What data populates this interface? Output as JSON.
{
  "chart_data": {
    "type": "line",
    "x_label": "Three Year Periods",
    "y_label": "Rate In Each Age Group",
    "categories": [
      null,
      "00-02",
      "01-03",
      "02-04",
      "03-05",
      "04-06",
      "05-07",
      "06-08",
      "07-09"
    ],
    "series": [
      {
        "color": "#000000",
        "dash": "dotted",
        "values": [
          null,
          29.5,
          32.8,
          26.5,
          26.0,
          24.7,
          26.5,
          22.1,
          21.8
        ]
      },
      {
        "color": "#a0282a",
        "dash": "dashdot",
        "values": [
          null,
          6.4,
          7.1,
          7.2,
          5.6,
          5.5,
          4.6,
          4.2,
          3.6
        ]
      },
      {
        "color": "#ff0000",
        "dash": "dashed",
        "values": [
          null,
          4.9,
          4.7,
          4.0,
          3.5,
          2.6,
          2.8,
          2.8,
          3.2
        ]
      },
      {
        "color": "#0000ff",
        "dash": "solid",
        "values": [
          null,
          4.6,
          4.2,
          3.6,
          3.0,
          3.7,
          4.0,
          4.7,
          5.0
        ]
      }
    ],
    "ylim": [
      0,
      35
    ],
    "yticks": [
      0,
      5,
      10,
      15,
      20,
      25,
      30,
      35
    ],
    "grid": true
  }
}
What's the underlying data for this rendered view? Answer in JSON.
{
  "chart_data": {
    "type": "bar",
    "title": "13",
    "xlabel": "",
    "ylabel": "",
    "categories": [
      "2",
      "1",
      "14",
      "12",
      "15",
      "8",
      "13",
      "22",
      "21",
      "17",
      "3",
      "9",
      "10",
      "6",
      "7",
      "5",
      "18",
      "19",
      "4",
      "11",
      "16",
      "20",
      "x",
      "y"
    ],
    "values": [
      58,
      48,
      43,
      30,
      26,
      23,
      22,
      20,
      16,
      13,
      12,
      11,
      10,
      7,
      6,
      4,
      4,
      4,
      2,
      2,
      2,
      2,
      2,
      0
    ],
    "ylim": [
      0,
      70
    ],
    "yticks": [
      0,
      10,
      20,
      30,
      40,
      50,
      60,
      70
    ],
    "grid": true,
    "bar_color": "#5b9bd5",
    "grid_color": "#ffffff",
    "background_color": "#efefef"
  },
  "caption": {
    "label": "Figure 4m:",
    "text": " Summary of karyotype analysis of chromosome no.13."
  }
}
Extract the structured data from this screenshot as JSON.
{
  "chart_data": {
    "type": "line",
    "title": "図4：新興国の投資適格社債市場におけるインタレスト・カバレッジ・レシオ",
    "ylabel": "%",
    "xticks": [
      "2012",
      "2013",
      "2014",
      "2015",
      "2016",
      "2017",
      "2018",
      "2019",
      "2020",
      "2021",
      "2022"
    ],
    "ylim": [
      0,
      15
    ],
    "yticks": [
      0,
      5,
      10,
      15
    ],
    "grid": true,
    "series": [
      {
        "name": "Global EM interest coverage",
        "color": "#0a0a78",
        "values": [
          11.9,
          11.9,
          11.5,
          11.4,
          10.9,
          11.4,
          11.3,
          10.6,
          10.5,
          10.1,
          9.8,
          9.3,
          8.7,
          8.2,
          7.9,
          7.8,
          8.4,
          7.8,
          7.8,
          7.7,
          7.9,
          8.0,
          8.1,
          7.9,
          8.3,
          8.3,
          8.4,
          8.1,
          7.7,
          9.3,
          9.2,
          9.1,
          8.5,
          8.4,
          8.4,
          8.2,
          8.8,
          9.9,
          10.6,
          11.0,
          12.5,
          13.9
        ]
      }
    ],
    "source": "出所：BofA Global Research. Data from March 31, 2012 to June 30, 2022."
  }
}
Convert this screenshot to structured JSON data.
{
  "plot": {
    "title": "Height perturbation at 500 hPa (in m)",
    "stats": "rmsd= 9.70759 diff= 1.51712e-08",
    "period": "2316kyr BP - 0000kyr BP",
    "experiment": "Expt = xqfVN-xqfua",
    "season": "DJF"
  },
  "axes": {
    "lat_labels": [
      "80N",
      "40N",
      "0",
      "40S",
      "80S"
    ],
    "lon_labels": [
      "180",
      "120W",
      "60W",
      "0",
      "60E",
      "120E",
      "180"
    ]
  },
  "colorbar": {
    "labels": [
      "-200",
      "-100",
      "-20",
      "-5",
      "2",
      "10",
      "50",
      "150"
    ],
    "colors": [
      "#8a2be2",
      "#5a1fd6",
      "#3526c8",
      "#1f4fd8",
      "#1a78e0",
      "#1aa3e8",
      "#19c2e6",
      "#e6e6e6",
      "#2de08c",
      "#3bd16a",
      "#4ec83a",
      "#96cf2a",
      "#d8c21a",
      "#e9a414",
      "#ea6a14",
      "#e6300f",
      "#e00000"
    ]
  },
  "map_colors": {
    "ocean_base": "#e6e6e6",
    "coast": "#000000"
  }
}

--- Directive ---
Every line of the data above should be copied exactly.

--- Output of the exercise ---
What data populates this interface? Output as JSON.
{
  "chart_data": {
    "type": "line",
    "x_label": "Three Year Periods",
    "y_label": "Rate In Each Age Group",
    "categories": [
      null,
      "00-02",
      "01-03",
      "02-04",
      "03-05",
      "04-06",
      "05-07",
      "06-08",
      "07-09"
    ],
    "series": [
      {
        "color": "#000000",
        "dash": "dotted",
        "values": [
          null,
          29.5,
          32.8,
          26.5,
          26.0,
          24.7,
          26.5,
          22.1,
          21.8
        ]
      },
      {
        "color": "#a0282a",
        "dash": "dashdot",
        "values": [
          null,
          6.4,
          7.1,
          7.2,
          5.6,
          5.5,
          4.6,
          4.2,
          3.6
        ]
      },
      {
        "color": "#ff0000",
        "dash": "dashed",
        "values": [
          null,
          4.9,
          4.7,
          4.0,
          3.5,
          2.6,
          2.8,
          2.8,
          3.2
        ]
      },
      {
        "color": "#0000ff",
        "dash": "solid",
        "values": [
          null,
          4.6,
          4.2,
          3.6,
          3.0,
          3.7,
          4.0,
          4.7,
          5.0
        ]
      }
    ],
    "ylim": [
      0,
      35
    ],
    "yticks": [
      0,
      5,
      10,
      15,
      20,
      25,
      30,
      35
    ],
    "grid": true
  }
}
What's the underlying data for this rendered view? Answer in JSON.
{
  "chart_data": {
    "type": "bar",
    "title": "13",
    "xlabel": "",
    "ylabel": "",
    "categories": [
      "2",
      "1",
      "14",
      "12",
      "15",
      "8",
      "13",
      "22",
      "21",
      "17",
      "3",
      "9",
      "10",
      "6",
      "7",
      "5",
      "18",
      "19",
      "4",
      "11",
      "16",
      "20",
      "x",
      "y"
    ],
    "values": [
      58,
      48,
      43,
      30,
      26,
      23,
      22,
      20,
      16,
      13,
      12,
      11,
      10,
      7,
      6,
      4,
      4,
      4,
      2,
      2,
      2,
      2,
      2,
      0
    ],
    "ylim": [
      0,
      70
    ],
    "yticks": [
      0,
      10,
      20,
      30,
      40,
      50,
      60,
      70
    ],
    "grid": true,
    "bar_color": "#5b9bd5",
    "grid_color": "#ffffff",
    "background_color": "#efefef"
  },
  "caption": {
    "label": "Figure 4m:",
    "text": " Summary of karyotype analysis of chromosome no.13."
  }
}
Extract the structured data from this screenshot as JSON.
{
  "chart_data": {
    "type": "line",
    "title": "図4：新興国の投資適格社債市場におけるインタレスト・カバレッジ・レシオ",
    "ylabel": "%",
    "xticks": [
      "2012",
      "2013",
      "2014",
      "2015",
      "2016",
      "2017",
      "2018",
      "2019",
      "2020",
      "2021",
      "2022"
    ],
    "ylim": [
      0,
      15
    ],
    "yticks": [
      0,
      5,
      10,
      15
    ],
    "grid": true,
    "series": [
      {
        "name": "Global EM interest coverage",
        "color": "#0a0a78",
        "values": [
          11.9,
          11.9,
          11.5,
          11.4,
          10.9,
          11.4,
          11.3,
          10.6,
          10.5,
          10.1,
          9.8,
          9.3,
          8.7,
          8.2,
          7.9,
          7.8,
          8.4,
          7.8,
          7.8,
          7.7,
          7.9,
          8.0,
          8.1,
          7.9,
          8.3,
          8.3,
          8.4,
          8.1,
          7.7,
          9.3,
          9.2,
          9.1,
          8.5,
          8.4,
          8.4,
          8.2,
          8.8,
          9.9,
          10.6,
          11.0,
          12.5,
          13.9
        ]
      }
    ],
    "source": "出所：BofA Global Research. Data from March 31, 2012 to June 30, 2022."
  }
}
Convert this screenshot to structured JSON data.
{
  "plot": {
    "title": "Height perturbation at 500 hPa (in m)",
    "stats": "rmsd= 9.70759 diff= 1.51712e-08",
    "period": "2316kyr BP - 0000kyr BP",
    "experiment": "Expt = xqfVN-xqfua",
    "season": "DJF"
  },
  "axes": {
    "lat_labels": [
      "80N",
      "40N",
      "0",
      "40S",
      "80S"
    ],
    "lon_labels": [
      "180",
      "120W",
      "60W",
      "0",
      "60E",
      "120E",
      "180"
    ]
  },
  "colorbar": {
    "labels": [
      "-200",
      "-100",
      "-20",
      "-5",
      "2",
      "10",
      "50",
      "150"
    ],
    "colors": [
      "#8a2be2",
      "#5a1fd6",
      "#3526c8",
      "#1f4fd8",
      "#1a78e0",
      "#1aa3e8",
      "#19c2e6",
      "#e6e6e6",
      "#2de08c",
      "#3bd16a",
      "#4ec83a",
      "#96cf2a",
      "#d8c21a",
      "#e9a414",
      "#ea6a14",
      "#e6300f",
      "#e00000"
    ]
  },
  "map_colors": {
    "ocean_base": "#e6e6e6",
    "coast": "#000000"
  }
}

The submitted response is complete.